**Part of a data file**
- - -
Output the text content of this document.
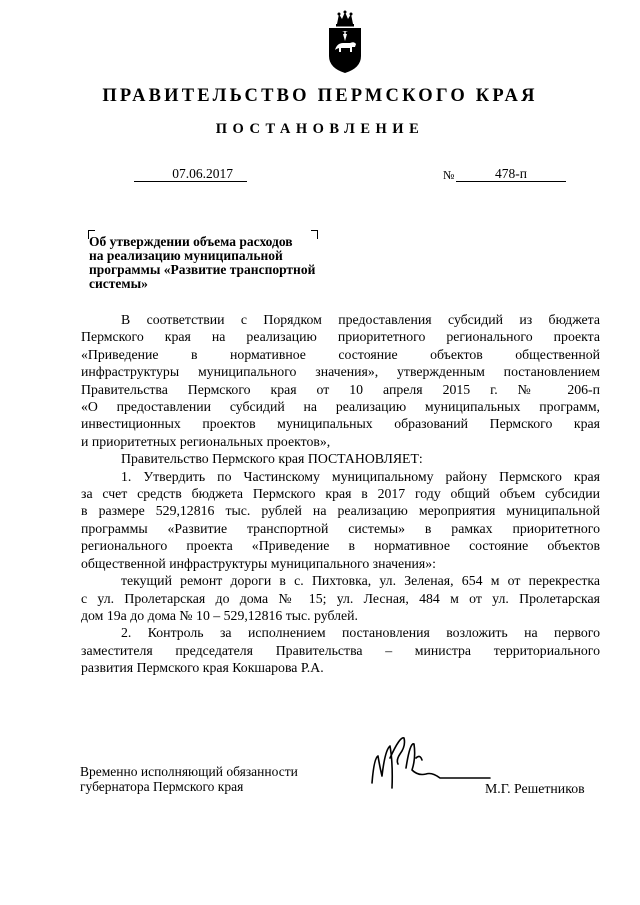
ПРАВИТЕЛЬСТВО ПЕРМСКОГО КРАЯ
ПОСТАНОВЛЕНИЕ
07.06.2017	№	478-п
Об утверждении объема расходов
на реализацию муниципальной
программы «Развитие транспортной
системы»
В соответствии с Порядком предоставления субсидий из бюджета
Пермского края на реализацию приоритетного регионального проекта
«Приведение в нормативное состояние объектов общественной
инфраструктуры муниципального значения», утвержденным постановлением
Правительства Пермского края от 10 апреля 2015 г. № 206-п
«О предоставлении субсидий на реализацию муниципальных программ,
инвестиционных проектов муниципальных образований Пермского края
и приоритетных региональных проектов»,
Правительство Пермского края ПОСТАНОВЛЯЕТ:
1. Утвердить по Частинскому муниципальному району Пермского края
за счет средств бюджета Пермского края в 2017 году общий объем субсидии
в размере 529,12816 тыс. рублей на реализацию мероприятия муниципальной
программы «Развитие транспортной системы» в рамках приоритетного
регионального проекта «Приведение в нормативное состояние объектов
общественной инфраструктуры муниципального значения»:
текущий ремонт дороги в с. Пихтовка, ул. Зеленая, 654 м от перекрестка
с ул. Пролетарская до дома № 15; ул. Лесная, 484 м от ул. Пролетарская
дом 19а до дома № 10 – 529,12816 тыс. рублей.
2. Контроль за исполнением постановления возложить на первого
заместителя председателя Правительства – министра территориального
развития Пермского края Кокшарова Р.А.
Временно исполняющий обязанности
губернатора Пермского края	М.Г. Решетников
- - -
Scan the material above. Return every line containing the string "транспортной".

**SOLUTION TO THIS TASK**
программы «Развитие транспортной
программы «Развитие транспортной системы» в рамках приоритетного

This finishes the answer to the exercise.